• [What this task involves]: Copy the records below exactly, leaving out any pictures.

• [Supplied records]:
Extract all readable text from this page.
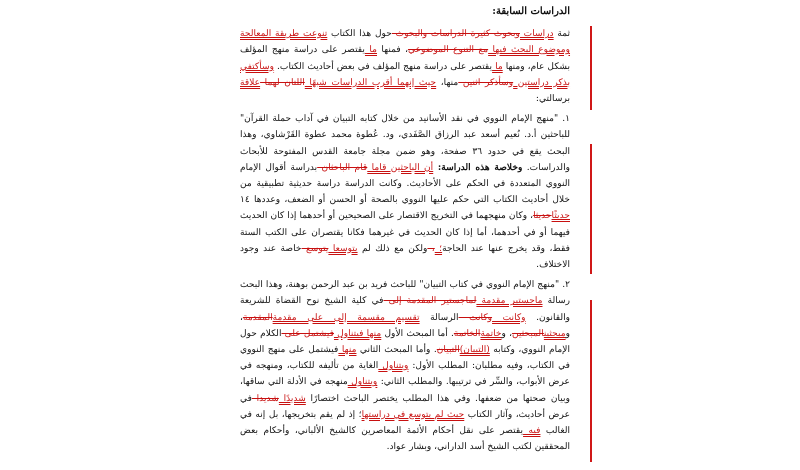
الدراسات السابقة:

ثمة دراسات وبحوث كثيرة الدراسات والبحوث حول هذا الكتاب تنوعت طريقة المعالجة وموضوع البحث فيها مع التنوع الموضوعي، فمنها ما يقتصر على دراسة منهج المؤلف بشكل عام، ومنها ما يقتصر على دراسة منهج المؤلف في بعض أحاديث الكتاب. وسأكتفي بذكر دراستين وسأذكر اثنين منها، حيث إنهما أقرب الدراسات شبهًا اللتان لهما علاقة برسالتي:

١. "منهج الإمام النووي في نقد الأسانيد من خلال كتابه التبيان في آداب حملة القرآن" للباحثين أ.د. نُعيم أسعد عبد الرزاق الصَّفَدي، ود. عُطوة محمد عطوة القَرْشاوي، وهذا البحث يقع في حدود ٣٦ صفحة، وهو ضمن مجلة جامعة القدس المفتوحة للأبحاث والدراسات. وخلاصة هذه الدراسة: أن الباحثين قاما قام الباحثان بدراسة أقوال الإمام النووي المتعددة في الحكم على الأحاديث. وكانت الدراسة دراسة حديثية تطبيقية من خلال أحاديث الكتاب التي حكم عليها النووي بالصحة أو الحسن أو الضعف، وعددها ١٤ حديثًاحديثا، وكان منهجهما في التخريج الاقتصار على الصحيحين أو أحدهما إذا كان الحديث فيهما أو في أحدهما، أما إذا كان الحديث في غيرهما فكانا يقتصران على الكتب الستة فقط، وقد يخرج عنها عند الحاجة؛ ، ولكن مع ذلك لم يتوسعا يتوسع خاصة عند وجود الاختلاف.

٢. "منهج الإمام النووي في كتاب التبيان" للباحث فريد بن عبد الرحمن بوهنة، وهذا البحث رسالة ماجستير مقدمة لماجستير المقدمة إلى في كلية الشيخ نوح القضاة للشريعة والقانون. وكانت وكانت الرسالة تقسيم مقسمة إلى على مقدمةالمقدمة، ومبحثينالمبحثين، وخاتمةالخاتمة. أما المبحث الأول منها فيتناول فيشتمل على الكلام حول الإمام النووي، وكتابه (التبيان)التبيان. وأما المبحث الثاني منها فيشتمل على منهج النووي في الكتاب، وفيه مطلبان: المطلب الأول: ويتناول الغاية من تأليفه للكتاب، ومنهجه في عرض الأبواب، والسِّر في ترتيبها. والمطلب الثاني: ويتناول منهجه في الأدلة التي ساقها، وبيان صحتها من ضعفها. وفي هذا المطلب يختصر الباحث اختصارًا شديدًا شديدا في عرض أحاديث، وآثار الكتاب حيث لم يتوسع في دراستها؛ إذ لم يقم بتخريجها، بل إنه في الغالب فيه يقتصر على نقل أحكام الأئمة المعاصرين كالشيخ الألباني، وأحكام بعض المحققين لكتب الشيخ أسد الداراني، وبشار عواد.
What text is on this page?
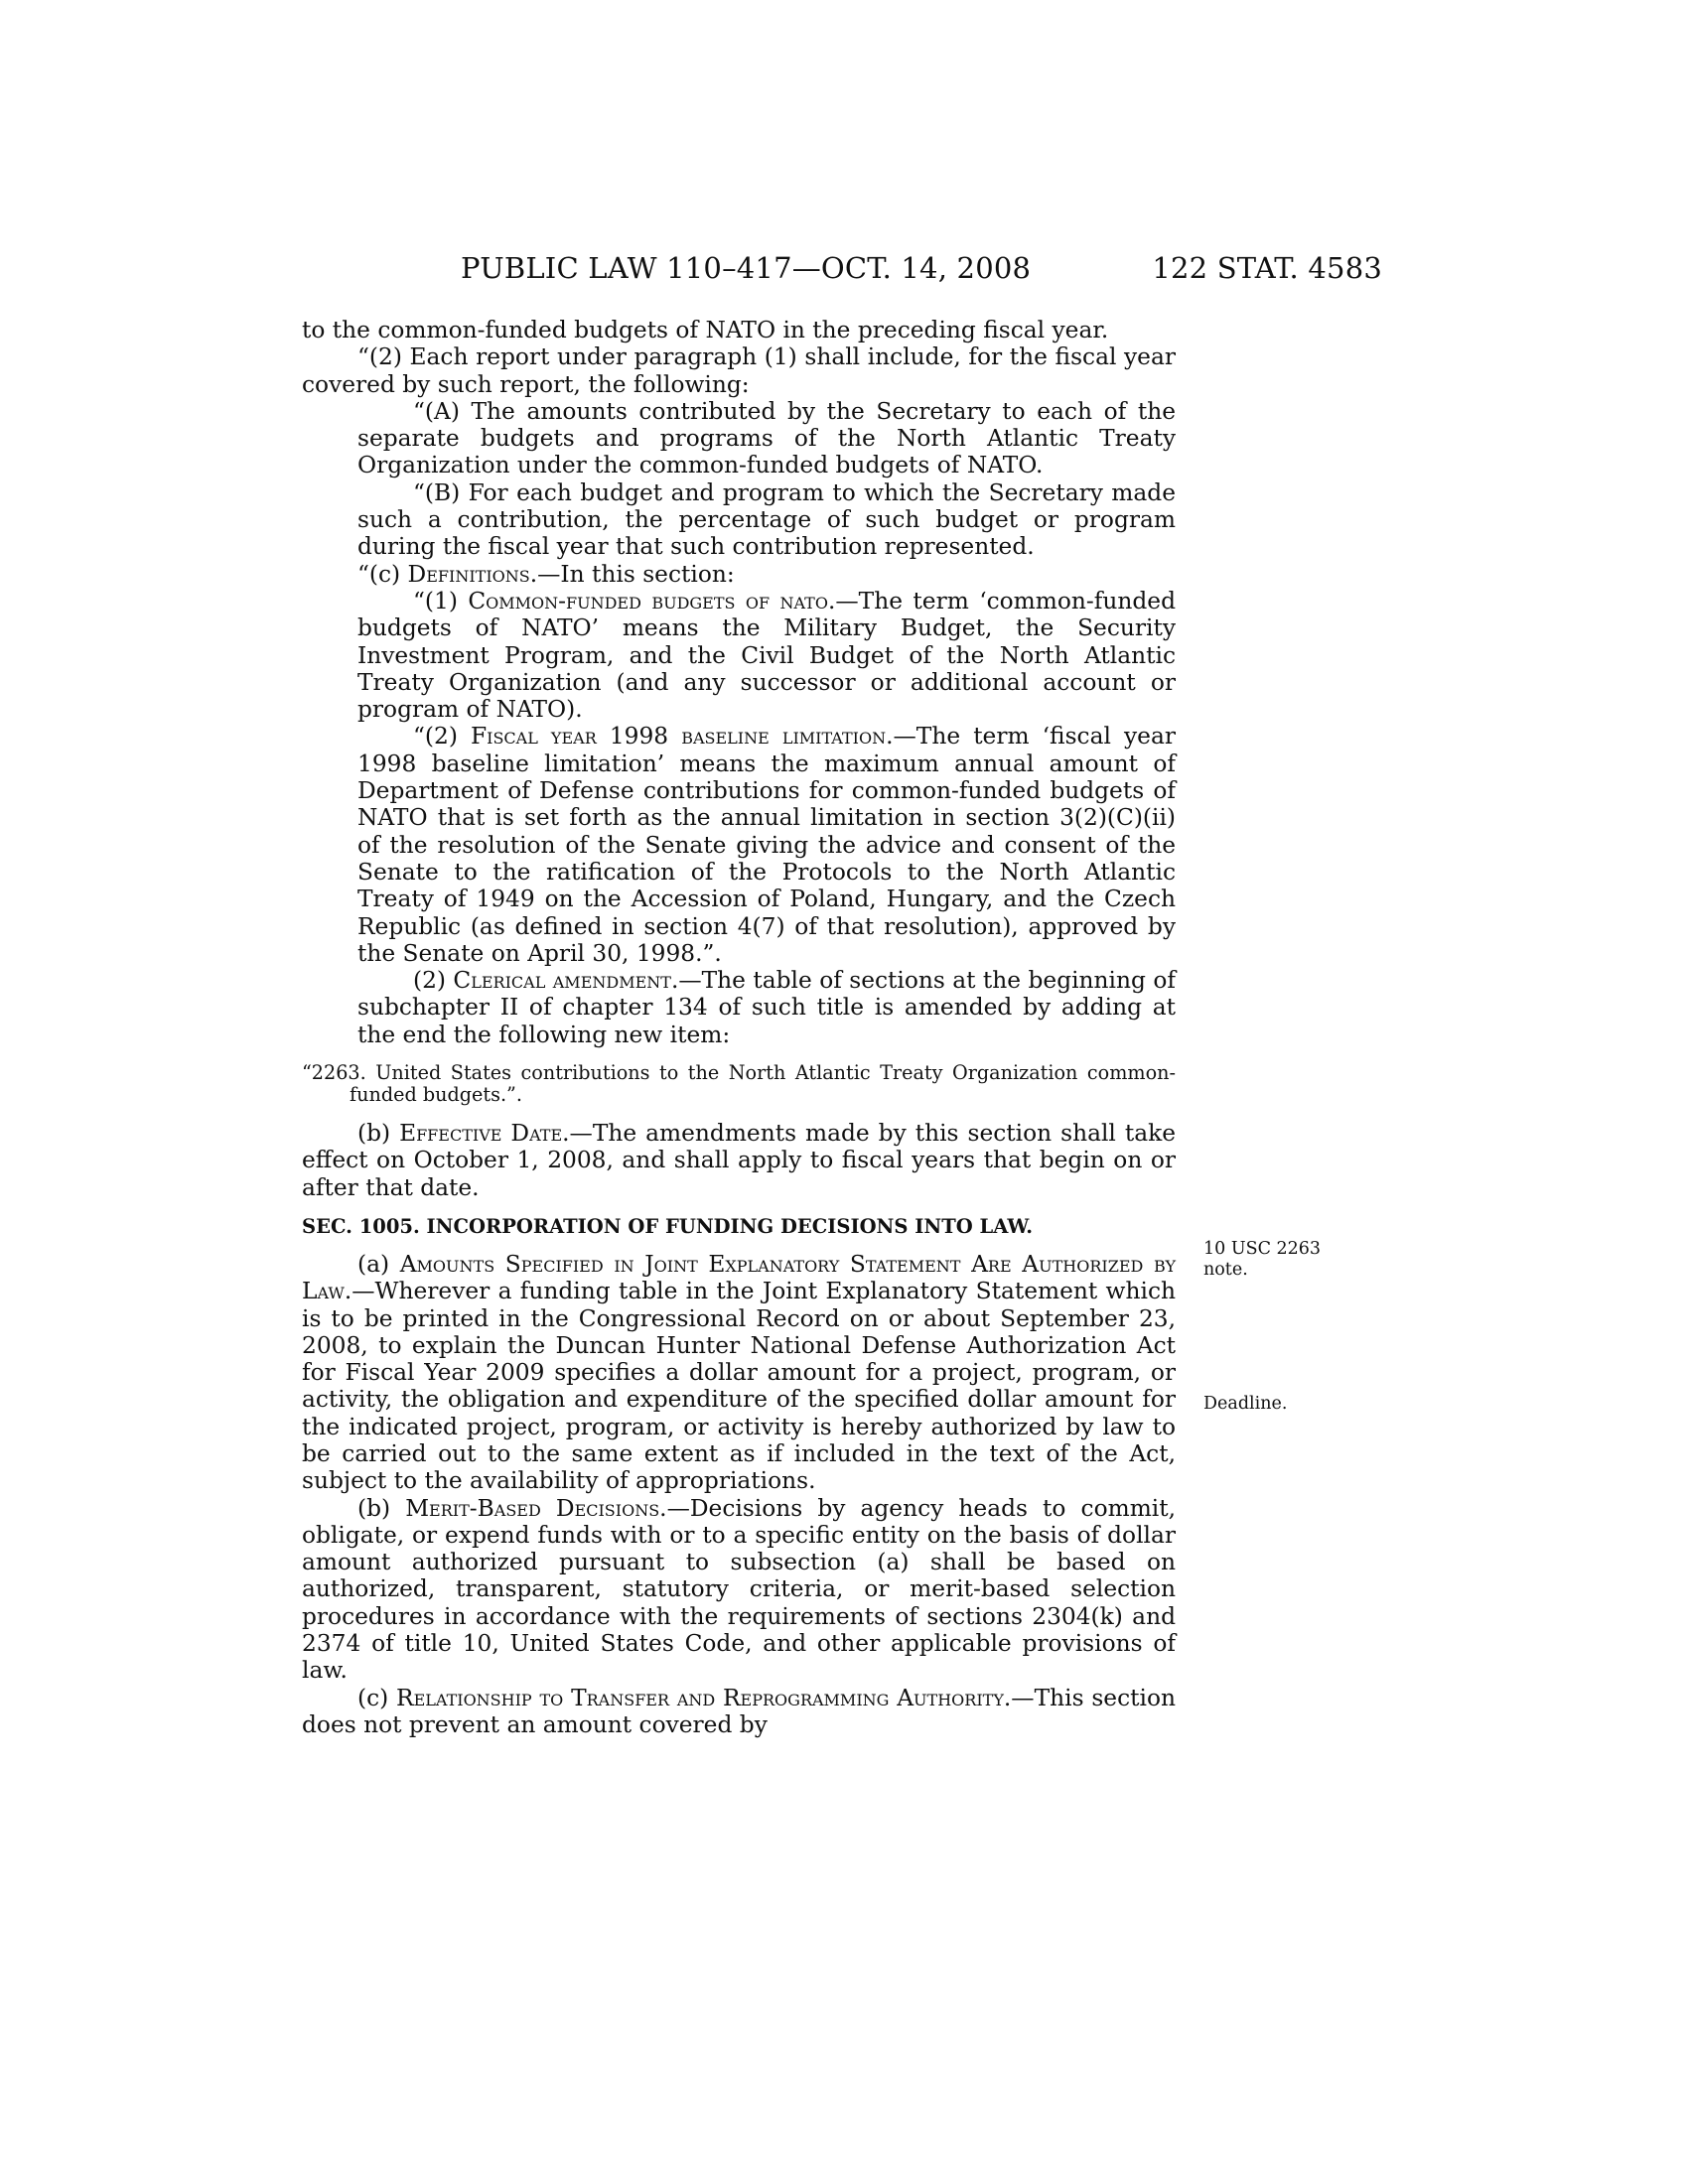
PUBLIC LAW 110–417—OCT. 14, 2008	122 STAT. 4583

to the common-funded budgets of NATO in the preceding fiscal year.

“(2) Each report under paragraph (1) shall include, for the fiscal year covered by such report, the following:

“(A) The amounts contributed by the Secretary to each of the separate budgets and programs of the North Atlantic Treaty Organization under the common-funded budgets of NATO.

“(B) For each budget and program to which the Secretary made such a contribution, the percentage of such budget or program during the fiscal year that such contribution represented.

“(c) Definitions.—In this section:

“(1) Common-funded budgets of nato.—The term ‘common-funded budgets of NATO’ means the Military Budget, the Security Investment Program, and the Civil Budget of the North Atlantic Treaty Organization (and any successor or additional account or program of NATO).

“(2) Fiscal year 1998 baseline limitation.—The term ‘fiscal year 1998 baseline limitation’ means the maximum annual amount of Department of Defense contributions for common-funded budgets of NATO that is set forth as the annual limitation in section 3(2)(C)(ii) of the resolution of the Senate giving the advice and consent of the Senate to the ratification of the Protocols to the North Atlantic Treaty of 1949 on the Accession of Poland, Hungary, and the Czech Republic (as defined in section 4(7) of that resolution), approved by the Senate on April 30, 1998.”.

(2) Clerical amendment.—The table of sections at the beginning of subchapter II of chapter 134 of such title is amended by adding at the end the following new item:

“2263. United States contributions to the North Atlantic Treaty Organization common-funded budgets.”.

(b) Effective Date.—The amendments made by this section shall take effect on October 1, 2008, and shall apply to fiscal years that begin on or after that date.

SEC. 1005. INCORPORATION OF FUNDING DECISIONS INTO LAW.

(a) Amounts Specified in Joint Explanatory Statement Are Authorized by Law.—Wherever a funding table in the Joint Explanatory Statement which is to be printed in the Congressional Record on or about September 23, 2008, to explain the Duncan Hunter National Defense Authorization Act for Fiscal Year 2009 specifies a dollar amount for a project, program, or activity, the obligation and expenditure of the specified dollar amount for the indicated project, program, or activity is hereby authorized by law to be carried out to the same extent as if included in the text of the Act, subject to the availability of appropriations.

(b) Merit-Based Decisions.—Decisions by agency heads to commit, obligate, or expend funds with or to a specific entity on the basis of dollar amount authorized pursuant to subsection (a) shall be based on authorized, transparent, statutory criteria, or merit-based selection procedures in accordance with the requirements of sections 2304(k) and 2374 of title 10, United States Code, and other applicable provisions of law.

(c) Relationship to Transfer and Reprogramming Authority.—This section does not prevent an amount covered by

10 USC 2263 note.
Deadline.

• [Response below]:
Extract all readable text from this page.
الدراسات السابقة:

ثمة دراسات وبحوث كثيرة الدراسات والبحوث حول هذا الكتاب تنوعت طريقة المعالجة وموضوع البحث فيها مع التنوع الموضوعي، فمنها ما يقتصر على دراسة منهج المؤلف بشكل عام، ومنها ما يقتصر على دراسة منهج المؤلف في بعض أحاديث الكتاب. وسأكتفي بذكر دراستين وسأذكر اثنين منها، حيث إنهما أقرب الدراسات شبهًا اللتان لهما علاقة برسالتي:

١. "منهج الإمام النووي في نقد الأسانيد من خلال كتابه التبيان في آداب حملة القرآن" للباحثين أ.د. نُعيم أسعد عبد الرزاق الصَّفَدي، ود. عُطوة محمد عطوة القَرْشاوي، وهذا البحث يقع في حدود ٣٦ صفحة، وهو ضمن مجلة جامعة القدس المفتوحة للأبحاث والدراسات. وخلاصة هذه الدراسة: أن الباحثين قاما قام الباحثان بدراسة أقوال الإمام النووي المتعددة في الحكم على الأحاديث. وكانت الدراسة دراسة حديثية تطبيقية من خلال أحاديث الكتاب التي حكم عليها النووي بالصحة أو الحسن أو الضعف، وعددها ١٤ حديثًاحديثا، وكان منهجهما في التخريج الاقتصار على الصحيحين أو أحدهما إذا كان الحديث فيهما أو في أحدهما، أما إذا كان الحديث في غيرهما فكانا يقتصران على الكتب الستة فقط، وقد يخرج عنها عند الحاجة؛ ، ولكن مع ذلك لم يتوسعا يتوسع خاصة عند وجود الاختلاف.

٢. "منهج الإمام النووي في كتاب التبيان" للباحث فريد بن عبد الرحمن بوهنة، وهذا البحث رسالة ماجستير مقدمة لماجستير المقدمة إلى في كلية الشيخ نوح القضاة للشريعة والقانون. وكانت وكانت الرسالة تقسيم مقسمة إلى على مقدمةالمقدمة، ومبحثينالمبحثين، وخاتمةالخاتمة. أما المبحث الأول منها فيتناول فيشتمل على الكلام حول الإمام النووي، وكتابه (التبيان)التبيان. وأما المبحث الثاني منها فيشتمل على منهج النووي في الكتاب، وفيه مطلبان: المطلب الأول: ويتناول الغاية من تأليفه للكتاب، ومنهجه في عرض الأبواب، والسِّر في ترتيبها. والمطلب الثاني: ويتناول منهجه في الأدلة التي ساقها، وبيان صحتها من ضعفها. وفي هذا المطلب يختصر الباحث اختصارًا شديدًا شديدا في عرض أحاديث، وآثار الكتاب حيث لم يتوسع في دراستها؛ إذ لم يقم بتخريجها، بل إنه في الغالب فيه يقتصر على نقل أحكام الأئمة المعاصرين كالشيخ الألباني، وأحكام بعض المحققين لكتب الشيخ أسد الداراني، وبشار عواد.
What text is on this page?
PUBLIC LAW 110–417—OCT. 14, 2008	122 STAT. 4583

to the common-funded budgets of NATO in the preceding fiscal year.

“(2) Each report under paragraph (1) shall include, for the fiscal year covered by such report, the following:

“(A) The amounts contributed by the Secretary to each of the separate budgets and programs of the North Atlantic Treaty Organization under the common-funded budgets of NATO.

“(B) For each budget and program to which the Secretary made such a contribution, the percentage of such budget or program during the fiscal year that such contribution represented.

“(c) Definitions.—In this section:

“(1) Common-funded budgets of nato.—The term ‘common-funded budgets of NATO’ means the Military Budget, the Security Investment Program, and the Civil Budget of the North Atlantic Treaty Organization (and any successor or additional account or program of NATO).

“(2) Fiscal year 1998 baseline limitation.—The term ‘fiscal year 1998 baseline limitation’ means the maximum annual amount of Department of Defense contributions for common-funded budgets of NATO that is set forth as the annual limitation in section 3(2)(C)(ii) of the resolution of the Senate giving the advice and consent of the Senate to the ratification of the Protocols to the North Atlantic Treaty of 1949 on the Accession of Poland, Hungary, and the Czech Republic (as defined in section 4(7) of that resolution), approved by the Senate on April 30, 1998.”.

(2) Clerical amendment.—The table of sections at the beginning of subchapter II of chapter 134 of such title is amended by adding at the end the following new item:

“2263. United States contributions to the North Atlantic Treaty Organization common-funded budgets.”.

(b) Effective Date.—The amendments made by this section shall take effect on October 1, 2008, and shall apply to fiscal years that begin on or after that date.

SEC. 1005. INCORPORATION OF FUNDING DECISIONS INTO LAW.

(a) Amounts Specified in Joint Explanatory Statement Are Authorized by Law.—Wherever a funding table in the Joint Explanatory Statement which is to be printed in the Congressional Record on or about September 23, 2008, to explain the Duncan Hunter National Defense Authorization Act for Fiscal Year 2009 specifies a dollar amount for a project, program, or activity, the obligation and expenditure of the specified dollar amount for the indicated project, program, or activity is hereby authorized by law to be carried out to the same extent as if included in the text of the Act, subject to the availability of appropriations.

(b) Merit-Based Decisions.—Decisions by agency heads to commit, obligate, or expend funds with or to a specific entity on the basis of dollar amount authorized pursuant to subsection (a) shall be based on authorized, transparent, statutory criteria, or merit-based selection procedures in accordance with the requirements of sections 2304(k) and 2374 of title 10, United States Code, and other applicable provisions of law.

(c) Relationship to Transfer and Reprogramming Authority.—This section does not prevent an amount covered by

10 USC 2263 note.
Deadline.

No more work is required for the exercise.